§ **Input for this task**
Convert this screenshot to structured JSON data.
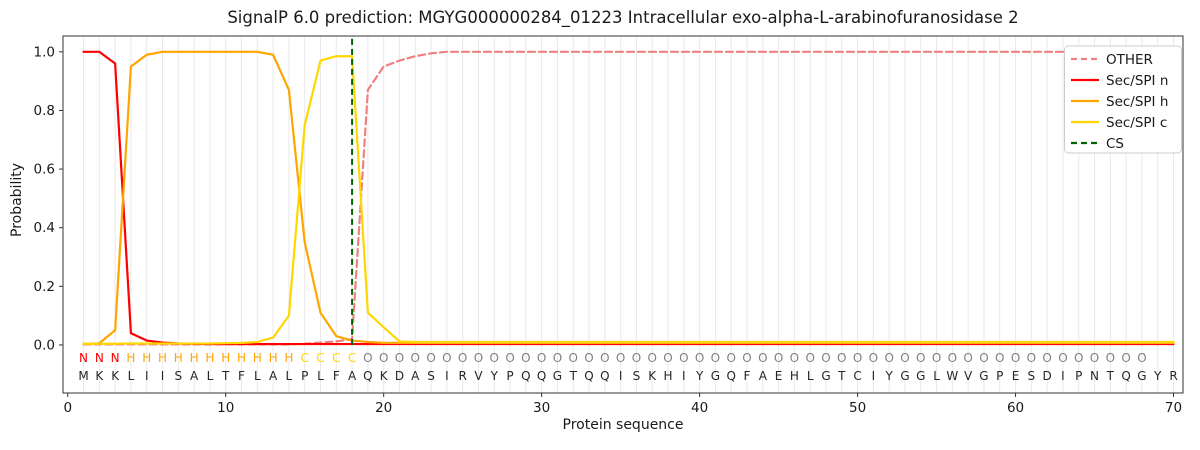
{
  "chart_data": {
    "type": "line",
    "title": "SignalP 6.0 prediction: MGYG000000284_01223 Intracellular exo-alpha-L-arabinofuranosidase 2",
    "xlabel": "Protein sequence",
    "ylabel": "Probability",
    "xlim": [
      -0.3,
      70.6
    ],
    "ylim": [
      -0.164,
      1.054
    ],
    "xticks": [
      0,
      10,
      20,
      30,
      40,
      50,
      60,
      70
    ],
    "yticks": [
      0.0,
      0.2,
      0.4,
      0.6,
      0.8,
      1.0
    ],
    "grid": "vertical line at every residue position",
    "legend_position": "top-right",
    "x_start": 1,
    "x_step": 1,
    "n_positions": 70,
    "series": [
      {
        "name": "OTHER",
        "color": "#f08080",
        "style": "dashed",
        "values": [
          0.002,
          0.002,
          0.002,
          0.002,
          0.002,
          0.002,
          0.002,
          0.002,
          0.002,
          0.002,
          0.002,
          0.002,
          0.002,
          0.002,
          0.004,
          0.008,
          0.012,
          0.02,
          0.87,
          0.95,
          0.97,
          0.985,
          0.995,
          1.0,
          1.0,
          1.0,
          1.0,
          1.0,
          1.0,
          1.0,
          1.0,
          1.0,
          1.0,
          1.0,
          1.0,
          1.0,
          1.0,
          1.0,
          1.0,
          1.0,
          1.0,
          1.0,
          1.0,
          1.0,
          1.0,
          1.0,
          1.0,
          1.0,
          1.0,
          1.0,
          1.0,
          1.0,
          1.0,
          1.0,
          1.0,
          1.0,
          1.0,
          1.0,
          1.0,
          1.0,
          1.0,
          1.0,
          1.0,
          1.0,
          1.0,
          1.0,
          1.0,
          1.0,
          1.0,
          1.0
        ]
      },
      {
        "name": "Sec/SPI n",
        "color": "#ff0000",
        "style": "solid",
        "values": [
          1.0,
          1.0,
          0.96,
          0.04,
          0.015,
          0.008,
          0.005,
          0.004,
          0.003,
          0.003,
          0.003,
          0.003,
          0.003,
          0.003,
          0.003,
          0.003,
          0.003,
          0.003,
          0.003,
          0.003,
          0.003,
          0.003,
          0.003,
          0.003,
          0.003,
          0.003,
          0.003,
          0.003,
          0.003,
          0.003,
          0.003,
          0.003,
          0.003,
          0.003,
          0.003,
          0.003,
          0.003,
          0.003,
          0.003,
          0.003,
          0.003,
          0.003,
          0.003,
          0.003,
          0.003,
          0.003,
          0.003,
          0.003,
          0.003,
          0.003,
          0.003,
          0.003,
          0.003,
          0.003,
          0.003,
          0.003,
          0.003,
          0.003,
          0.003,
          0.003,
          0.003,
          0.003,
          0.003,
          0.003,
          0.003,
          0.003,
          0.003,
          0.003,
          0.003,
          0.003
        ]
      },
      {
        "name": "Sec/SPI h",
        "color": "#ffa500",
        "style": "solid",
        "values": [
          0.003,
          0.006,
          0.05,
          0.95,
          0.99,
          1.0,
          1.0,
          1.0,
          1.0,
          1.0,
          1.0,
          1.0,
          0.99,
          0.87,
          0.35,
          0.11,
          0.03,
          0.015,
          0.01,
          0.007,
          0.007,
          0.007,
          0.007,
          0.007,
          0.007,
          0.007,
          0.007,
          0.007,
          0.007,
          0.007,
          0.007,
          0.007,
          0.007,
          0.007,
          0.007,
          0.007,
          0.007,
          0.007,
          0.007,
          0.007,
          0.007,
          0.007,
          0.007,
          0.007,
          0.007,
          0.007,
          0.007,
          0.007,
          0.007,
          0.007,
          0.007,
          0.007,
          0.007,
          0.007,
          0.007,
          0.007,
          0.007,
          0.007,
          0.007,
          0.007,
          0.007,
          0.007,
          0.007,
          0.007,
          0.007,
          0.007,
          0.007,
          0.007,
          0.007,
          0.007
        ]
      },
      {
        "name": "Sec/SPI c",
        "color": "#ffd700",
        "style": "solid",
        "values": [
          0.004,
          0.004,
          0.004,
          0.005,
          0.005,
          0.005,
          0.005,
          0.005,
          0.005,
          0.006,
          0.007,
          0.01,
          0.025,
          0.1,
          0.75,
          0.97,
          0.985,
          0.985,
          0.11,
          0.06,
          0.012,
          0.01,
          0.01,
          0.01,
          0.01,
          0.01,
          0.01,
          0.01,
          0.01,
          0.01,
          0.01,
          0.01,
          0.01,
          0.01,
          0.01,
          0.01,
          0.01,
          0.01,
          0.01,
          0.01,
          0.01,
          0.01,
          0.01,
          0.01,
          0.01,
          0.01,
          0.01,
          0.01,
          0.01,
          0.01,
          0.01,
          0.01,
          0.01,
          0.01,
          0.01,
          0.01,
          0.01,
          0.01,
          0.01,
          0.01,
          0.01,
          0.01,
          0.01,
          0.01,
          0.01,
          0.01,
          0.01,
          0.01,
          0.01,
          0.01
        ]
      }
    ],
    "cs": {
      "name": "CS",
      "position": 18,
      "color": "#006400",
      "style": "dashed",
      "y_span": [
        0,
        1.05
      ]
    },
    "sequence": "MKKLIISALTFLALPLFAQKDASIRVYPQQGTQQISKHIYGQFAEHLGTCIYGGLWVGPESDIPNTQGYR",
    "region_labels": "NNNHHHHHHHHHHHCCCCOOOOOOOOOOOOOOOOOOOOOOOOOOOOOOOOOOOOOOOOOOOOOOOOOO",
    "region_colors": {
      "N": "#ff0000",
      "H": "#ffa500",
      "C": "#ffd700",
      "O": "#808080"
    },
    "sequence_color": "#262626"
  }
}
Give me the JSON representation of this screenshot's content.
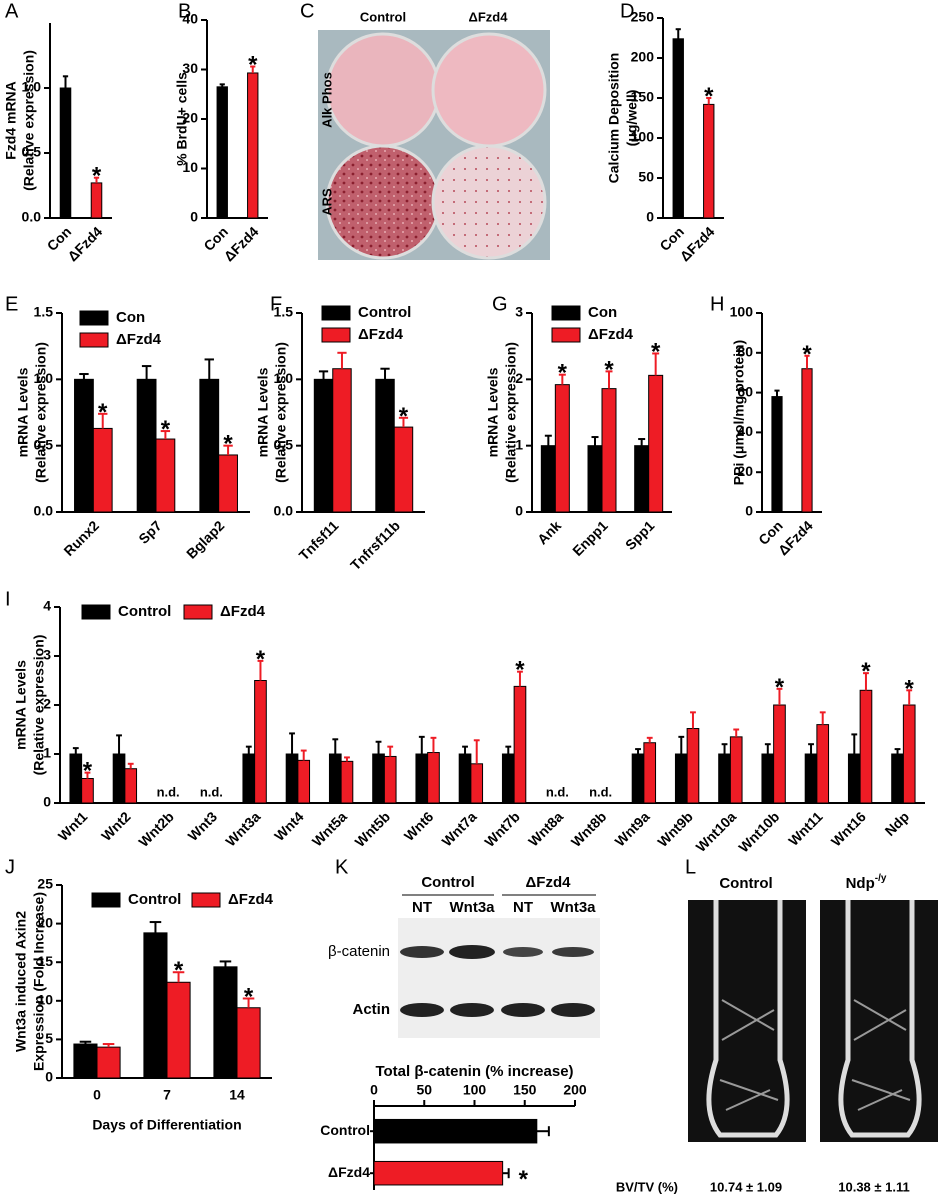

§ **Aim of the task**
Wherever the word "name" appears in the listing above, copy that line.

§ **Answer box**
        "name": "OTHER",
        "name": "Sec/SPI n",
        "name": "Sec/SPI h",
        "name": "Sec/SPI c",
      "name": "CS",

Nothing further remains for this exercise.